Stated goal:
Identify every line in the records below that contains the word "this", and reproduce each one.

(Data entries)
— Start —

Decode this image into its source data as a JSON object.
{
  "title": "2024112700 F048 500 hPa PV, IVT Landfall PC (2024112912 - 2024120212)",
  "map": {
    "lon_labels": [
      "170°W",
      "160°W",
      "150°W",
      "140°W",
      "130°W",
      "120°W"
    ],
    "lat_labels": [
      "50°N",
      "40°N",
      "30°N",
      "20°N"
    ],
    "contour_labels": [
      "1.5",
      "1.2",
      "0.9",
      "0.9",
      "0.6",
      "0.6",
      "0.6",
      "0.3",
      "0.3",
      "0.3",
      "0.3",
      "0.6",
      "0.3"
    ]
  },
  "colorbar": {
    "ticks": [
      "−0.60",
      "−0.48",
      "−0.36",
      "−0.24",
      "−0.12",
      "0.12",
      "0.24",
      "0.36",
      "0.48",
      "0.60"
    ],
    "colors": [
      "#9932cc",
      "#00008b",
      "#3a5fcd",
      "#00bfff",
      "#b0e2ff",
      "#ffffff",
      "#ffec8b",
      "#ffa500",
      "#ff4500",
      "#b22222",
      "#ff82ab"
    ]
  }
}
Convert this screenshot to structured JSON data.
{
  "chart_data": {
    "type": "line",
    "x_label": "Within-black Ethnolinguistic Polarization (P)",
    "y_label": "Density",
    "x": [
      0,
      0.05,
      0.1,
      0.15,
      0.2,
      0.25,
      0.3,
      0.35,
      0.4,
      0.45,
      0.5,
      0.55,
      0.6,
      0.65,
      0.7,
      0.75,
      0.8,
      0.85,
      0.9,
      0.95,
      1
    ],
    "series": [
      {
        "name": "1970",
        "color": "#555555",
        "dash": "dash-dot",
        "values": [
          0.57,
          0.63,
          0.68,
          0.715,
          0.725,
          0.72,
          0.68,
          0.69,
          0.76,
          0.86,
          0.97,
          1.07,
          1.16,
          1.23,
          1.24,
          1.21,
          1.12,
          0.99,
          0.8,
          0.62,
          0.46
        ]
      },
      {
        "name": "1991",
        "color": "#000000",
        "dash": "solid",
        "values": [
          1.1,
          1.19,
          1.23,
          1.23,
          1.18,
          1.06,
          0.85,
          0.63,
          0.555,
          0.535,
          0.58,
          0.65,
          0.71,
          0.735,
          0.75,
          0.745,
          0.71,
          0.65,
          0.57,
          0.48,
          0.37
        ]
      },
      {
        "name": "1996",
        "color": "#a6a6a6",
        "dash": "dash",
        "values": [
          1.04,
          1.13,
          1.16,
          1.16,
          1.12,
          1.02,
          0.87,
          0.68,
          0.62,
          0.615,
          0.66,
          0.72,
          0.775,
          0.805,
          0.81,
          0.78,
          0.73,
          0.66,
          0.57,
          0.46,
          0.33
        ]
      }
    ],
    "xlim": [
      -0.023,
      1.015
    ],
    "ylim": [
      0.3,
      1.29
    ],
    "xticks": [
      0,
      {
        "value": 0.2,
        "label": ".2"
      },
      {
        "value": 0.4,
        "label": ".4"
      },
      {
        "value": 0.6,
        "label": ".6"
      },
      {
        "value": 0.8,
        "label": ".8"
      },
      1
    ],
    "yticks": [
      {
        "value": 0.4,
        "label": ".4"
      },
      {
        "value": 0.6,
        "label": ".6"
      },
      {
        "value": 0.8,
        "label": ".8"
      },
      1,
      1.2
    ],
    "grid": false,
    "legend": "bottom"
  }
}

— End —

Written answer:
Decode this image into its source data as a JSON object.
Convert this screenshot to structured JSON data.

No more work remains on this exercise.